Direction:
Print the data that follows exactly.

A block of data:
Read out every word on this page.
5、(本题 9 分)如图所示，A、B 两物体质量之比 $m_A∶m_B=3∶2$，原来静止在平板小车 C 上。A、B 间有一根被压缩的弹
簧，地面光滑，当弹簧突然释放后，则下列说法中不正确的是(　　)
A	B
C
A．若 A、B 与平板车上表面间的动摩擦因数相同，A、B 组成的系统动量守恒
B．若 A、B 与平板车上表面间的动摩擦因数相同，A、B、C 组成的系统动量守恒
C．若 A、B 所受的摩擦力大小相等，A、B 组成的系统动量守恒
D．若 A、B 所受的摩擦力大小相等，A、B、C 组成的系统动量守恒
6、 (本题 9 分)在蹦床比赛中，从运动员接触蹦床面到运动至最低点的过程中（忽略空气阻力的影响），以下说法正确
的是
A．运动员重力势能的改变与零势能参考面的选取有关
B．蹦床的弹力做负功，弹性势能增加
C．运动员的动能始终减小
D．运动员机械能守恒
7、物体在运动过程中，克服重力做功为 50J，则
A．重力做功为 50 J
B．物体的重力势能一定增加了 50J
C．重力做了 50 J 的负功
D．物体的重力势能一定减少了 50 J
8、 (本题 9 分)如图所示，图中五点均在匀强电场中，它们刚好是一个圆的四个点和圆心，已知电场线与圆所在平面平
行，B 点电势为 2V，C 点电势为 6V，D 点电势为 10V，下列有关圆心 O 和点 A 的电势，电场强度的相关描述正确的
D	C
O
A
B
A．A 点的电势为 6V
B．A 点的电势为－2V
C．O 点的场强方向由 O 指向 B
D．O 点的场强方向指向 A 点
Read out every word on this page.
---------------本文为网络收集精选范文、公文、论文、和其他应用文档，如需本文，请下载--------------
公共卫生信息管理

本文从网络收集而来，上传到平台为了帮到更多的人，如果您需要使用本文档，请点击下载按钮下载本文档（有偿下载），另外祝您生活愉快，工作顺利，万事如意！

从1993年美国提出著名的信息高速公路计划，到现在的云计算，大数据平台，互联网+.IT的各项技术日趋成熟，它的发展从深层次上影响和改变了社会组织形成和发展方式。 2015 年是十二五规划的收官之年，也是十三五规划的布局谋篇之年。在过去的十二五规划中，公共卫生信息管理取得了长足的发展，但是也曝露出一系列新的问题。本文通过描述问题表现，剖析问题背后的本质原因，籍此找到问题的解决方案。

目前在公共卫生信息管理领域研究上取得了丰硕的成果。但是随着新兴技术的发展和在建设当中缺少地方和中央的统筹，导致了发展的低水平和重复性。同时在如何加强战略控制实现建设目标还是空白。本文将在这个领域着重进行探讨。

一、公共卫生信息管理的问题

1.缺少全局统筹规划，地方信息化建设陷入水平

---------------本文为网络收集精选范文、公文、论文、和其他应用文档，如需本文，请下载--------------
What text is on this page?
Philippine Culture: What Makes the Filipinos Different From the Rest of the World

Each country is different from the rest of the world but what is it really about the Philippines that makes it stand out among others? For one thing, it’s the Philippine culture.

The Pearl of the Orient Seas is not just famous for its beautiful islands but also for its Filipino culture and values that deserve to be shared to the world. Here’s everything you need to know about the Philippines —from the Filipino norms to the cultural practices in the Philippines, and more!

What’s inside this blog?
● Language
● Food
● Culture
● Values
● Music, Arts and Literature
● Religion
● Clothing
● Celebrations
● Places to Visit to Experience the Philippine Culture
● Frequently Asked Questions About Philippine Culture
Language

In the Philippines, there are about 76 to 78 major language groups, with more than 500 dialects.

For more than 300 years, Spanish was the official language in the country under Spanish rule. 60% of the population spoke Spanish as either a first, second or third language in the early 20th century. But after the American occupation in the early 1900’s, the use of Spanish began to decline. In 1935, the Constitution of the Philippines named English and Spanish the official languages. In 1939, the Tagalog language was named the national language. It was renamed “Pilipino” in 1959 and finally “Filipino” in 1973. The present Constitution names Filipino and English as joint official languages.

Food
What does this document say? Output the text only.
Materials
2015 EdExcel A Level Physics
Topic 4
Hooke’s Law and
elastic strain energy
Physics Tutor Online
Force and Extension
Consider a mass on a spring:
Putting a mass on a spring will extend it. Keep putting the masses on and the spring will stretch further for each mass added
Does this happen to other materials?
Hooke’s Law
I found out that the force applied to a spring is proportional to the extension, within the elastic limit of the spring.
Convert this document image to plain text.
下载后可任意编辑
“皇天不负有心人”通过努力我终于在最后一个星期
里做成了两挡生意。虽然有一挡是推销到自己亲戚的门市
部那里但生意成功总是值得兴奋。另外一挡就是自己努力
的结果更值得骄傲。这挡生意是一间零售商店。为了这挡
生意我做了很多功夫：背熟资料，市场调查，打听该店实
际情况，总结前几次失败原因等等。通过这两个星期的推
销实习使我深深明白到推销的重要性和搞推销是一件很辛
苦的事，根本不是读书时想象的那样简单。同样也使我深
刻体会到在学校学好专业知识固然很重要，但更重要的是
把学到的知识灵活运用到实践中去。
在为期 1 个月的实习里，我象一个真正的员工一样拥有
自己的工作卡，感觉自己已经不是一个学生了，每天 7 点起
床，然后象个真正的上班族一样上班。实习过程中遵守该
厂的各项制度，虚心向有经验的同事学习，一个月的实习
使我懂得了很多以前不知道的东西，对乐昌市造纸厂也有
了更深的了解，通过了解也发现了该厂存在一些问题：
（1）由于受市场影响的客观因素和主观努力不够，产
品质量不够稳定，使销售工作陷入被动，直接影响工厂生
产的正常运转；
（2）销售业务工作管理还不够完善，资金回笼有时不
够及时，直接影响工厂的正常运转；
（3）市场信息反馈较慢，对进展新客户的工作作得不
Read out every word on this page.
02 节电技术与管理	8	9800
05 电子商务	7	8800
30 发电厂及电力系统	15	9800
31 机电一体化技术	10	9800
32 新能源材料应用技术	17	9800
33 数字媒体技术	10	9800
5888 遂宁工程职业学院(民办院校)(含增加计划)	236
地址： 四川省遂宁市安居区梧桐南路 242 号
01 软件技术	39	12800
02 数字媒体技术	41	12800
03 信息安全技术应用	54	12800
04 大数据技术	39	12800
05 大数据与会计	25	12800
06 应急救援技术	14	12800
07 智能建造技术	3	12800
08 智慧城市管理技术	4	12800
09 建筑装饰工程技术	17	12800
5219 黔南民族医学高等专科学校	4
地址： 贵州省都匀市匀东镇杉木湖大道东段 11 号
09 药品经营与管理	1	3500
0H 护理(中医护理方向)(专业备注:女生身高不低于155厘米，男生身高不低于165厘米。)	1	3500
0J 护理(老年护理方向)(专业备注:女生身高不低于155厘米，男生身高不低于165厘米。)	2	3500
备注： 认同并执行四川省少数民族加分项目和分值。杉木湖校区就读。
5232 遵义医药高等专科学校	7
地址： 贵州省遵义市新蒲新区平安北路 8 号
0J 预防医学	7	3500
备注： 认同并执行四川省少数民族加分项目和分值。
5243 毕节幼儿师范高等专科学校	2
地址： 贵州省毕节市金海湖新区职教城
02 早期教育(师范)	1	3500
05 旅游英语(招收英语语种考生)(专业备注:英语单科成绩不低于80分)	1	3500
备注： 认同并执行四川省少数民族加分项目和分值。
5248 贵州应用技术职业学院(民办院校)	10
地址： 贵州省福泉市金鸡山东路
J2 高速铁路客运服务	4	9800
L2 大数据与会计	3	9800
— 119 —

Result for this exercise:
Read out every word on this page.
5、(本题 9 分)如图所示，A、B 两物体质量之比 $m_A∶m_B=3∶2$，原来静止在平板小车 C 上。A、B 间有一根被压缩的弹
簧，地面光滑，当弹簧突然释放后，则下列说法中不正确的是(　　)
A	B
C
A．若 A、B 与平板车上表面间的动摩擦因数相同，A、B 组成的系统动量守恒
B．若 A、B 与平板车上表面间的动摩擦因数相同，A、B、C 组成的系统动量守恒
C．若 A、B 所受的摩擦力大小相等，A、B 组成的系统动量守恒
D．若 A、B 所受的摩擦力大小相等，A、B、C 组成的系统动量守恒
6、 (本题 9 分)在蹦床比赛中，从运动员接触蹦床面到运动至最低点的过程中（忽略空气阻力的影响），以下说法正确
的是
A．运动员重力势能的改变与零势能参考面的选取有关
B．蹦床的弹力做负功，弹性势能增加
C．运动员的动能始终减小
D．运动员机械能守恒
7、物体在运动过程中，克服重力做功为 50J，则
A．重力做功为 50 J
B．物体的重力势能一定增加了 50J
C．重力做了 50 J 的负功
D．物体的重力势能一定减少了 50 J
8、 (本题 9 分)如图所示，图中五点均在匀强电场中，它们刚好是一个圆的四个点和圆心，已知电场线与圆所在平面平
行，B 点电势为 2V，C 点电势为 6V，D 点电势为 10V，下列有关圆心 O 和点 A 的电势，电场强度的相关描述正确的
D	C
O
A
B
A．A 点的电势为 6V
B．A 点的电势为－2V
C．O 点的场强方向由 O 指向 B
D．O 点的场强方向指向 A 点
Read out every word on this page.
---------------本文为网络收集精选范文、公文、论文、和其他应用文档，如需本文，请下载--------------
公共卫生信息管理

本文从网络收集而来，上传到平台为了帮到更多的人，如果您需要使用本文档，请点击下载按钮下载本文档（有偿下载），另外祝您生活愉快，工作顺利，万事如意！

从1993年美国提出著名的信息高速公路计划，到现在的云计算，大数据平台，互联网+.IT的各项技术日趋成熟，它的发展从深层次上影响和改变了社会组织形成和发展方式。 2015 年是十二五规划的收官之年，也是十三五规划的布局谋篇之年。在过去的十二五规划中，公共卫生信息管理取得了长足的发展，但是也曝露出一系列新的问题。本文通过描述问题表现，剖析问题背后的本质原因，籍此找到问题的解决方案。

目前在公共卫生信息管理领域研究上取得了丰硕的成果。但是随着新兴技术的发展和在建设当中缺少地方和中央的统筹，导致了发展的低水平和重复性。同时在如何加强战略控制实现建设目标还是空白。本文将在这个领域着重进行探讨。

一、公共卫生信息管理的问题

1.缺少全局统筹规划，地方信息化建设陷入水平

---------------本文为网络收集精选范文、公文、论文、和其他应用文档，如需本文，请下载--------------
What text is on this page?
Philippine Culture: What Makes the Filipinos Different From the Rest of the World

Each country is different from the rest of the world but what is it really about the Philippines that makes it stand out among others? For one thing, it’s the Philippine culture.

The Pearl of the Orient Seas is not just famous for its beautiful islands but also for its Filipino culture and values that deserve to be shared to the world. Here’s everything you need to know about the Philippines —from the Filipino norms to the cultural practices in the Philippines, and more!

What’s inside this blog?
● Language
● Food
● Culture
● Values
● Music, Arts and Literature
● Religion
● Clothing
● Celebrations
● Places to Visit to Experience the Philippine Culture
● Frequently Asked Questions About Philippine Culture
Language

In the Philippines, there are about 76 to 78 major language groups, with more than 500 dialects.

For more than 300 years, Spanish was the official language in the country under Spanish rule. 60% of the population spoke Spanish as either a first, second or third language in the early 20th century. But after the American occupation in the early 1900’s, the use of Spanish began to decline. In 1935, the Constitution of the Philippines named English and Spanish the official languages. In 1939, the Tagalog language was named the national language. It was renamed “Pilipino” in 1959 and finally “Filipino” in 1973. The present Constitution names Filipino and English as joint official languages.

Food
What does this document say? Output the text only.
Materials
2015 EdExcel A Level Physics
Topic 4
Hooke’s Law and
elastic strain energy
Physics Tutor Online
Force and Extension
Consider a mass on a spring:
Putting a mass on a spring will extend it. Keep putting the masses on and the spring will stretch further for each mass added
Does this happen to other materials?
Hooke’s Law
I found out that the force applied to a spring is proportional to the extension, within the elastic limit of the spring.
Convert this document image to plain text.
下载后可任意编辑
“皇天不负有心人”通过努力我终于在最后一个星期
里做成了两挡生意。虽然有一挡是推销到自己亲戚的门市
部那里但生意成功总是值得兴奋。另外一挡就是自己努力
的结果更值得骄傲。这挡生意是一间零售商店。为了这挡
生意我做了很多功夫：背熟资料，市场调查，打听该店实
际情况，总结前几次失败原因等等。通过这两个星期的推
销实习使我深深明白到推销的重要性和搞推销是一件很辛
苦的事，根本不是读书时想象的那样简单。同样也使我深
刻体会到在学校学好专业知识固然很重要，但更重要的是
把学到的知识灵活运用到实践中去。
在为期 1 个月的实习里，我象一个真正的员工一样拥有
自己的工作卡，感觉自己已经不是一个学生了，每天 7 点起
床，然后象个真正的上班族一样上班。实习过程中遵守该
厂的各项制度，虚心向有经验的同事学习，一个月的实习
使我懂得了很多以前不知道的东西，对乐昌市造纸厂也有
了更深的了解，通过了解也发现了该厂存在一些问题：
（1）由于受市场影响的客观因素和主观努力不够，产
品质量不够稳定，使销售工作陷入被动，直接影响工厂生
产的正常运转；
（2）销售业务工作管理还不够完善，资金回笼有时不
够及时，直接影响工厂的正常运转；
（3）市场信息反馈较慢，对进展新客户的工作作得不
Read out every word on this page.
02 节电技术与管理	8	9800
05 电子商务	7	8800
30 发电厂及电力系统	15	9800
31 机电一体化技术	10	9800
32 新能源材料应用技术	17	9800
33 数字媒体技术	10	9800
5888 遂宁工程职业学院(民办院校)(含增加计划)	236
地址： 四川省遂宁市安居区梧桐南路 242 号
01 软件技术	39	12800
02 数字媒体技术	41	12800
03 信息安全技术应用	54	12800
04 大数据技术	39	12800
05 大数据与会计	25	12800
06 应急救援技术	14	12800
07 智能建造技术	3	12800
08 智慧城市管理技术	4	12800
09 建筑装饰工程技术	17	12800
5219 黔南民族医学高等专科学校	4
地址： 贵州省都匀市匀东镇杉木湖大道东段 11 号
09 药品经营与管理	1	3500
0H 护理(中医护理方向)(专业备注:女生身高不低于155厘米，男生身高不低于165厘米。)	1	3500
0J 护理(老年护理方向)(专业备注:女生身高不低于155厘米，男生身高不低于165厘米。)	2	3500
备注： 认同并执行四川省少数民族加分项目和分值。杉木湖校区就读。
5232 遵义医药高等专科学校	7
地址： 贵州省遵义市新蒲新区平安北路 8 号
0J 预防医学	7	3500
备注： 认同并执行四川省少数民族加分项目和分值。
5243 毕节幼儿师范高等专科学校	2
地址： 贵州省毕节市金海湖新区职教城
02 早期教育(师范)	1	3500
05 旅游英语(招收英语语种考生)(专业备注:英语单科成绩不低于80分)	1	3500
备注： 认同并执行四川省少数民族加分项目和分值。
5248 贵州应用技术职业学院(民办院校)	10
地址： 贵州省福泉市金鸡山东路
J2 高速铁路客运服务	4	9800
L2 大数据与会计	3	9800
— 119 —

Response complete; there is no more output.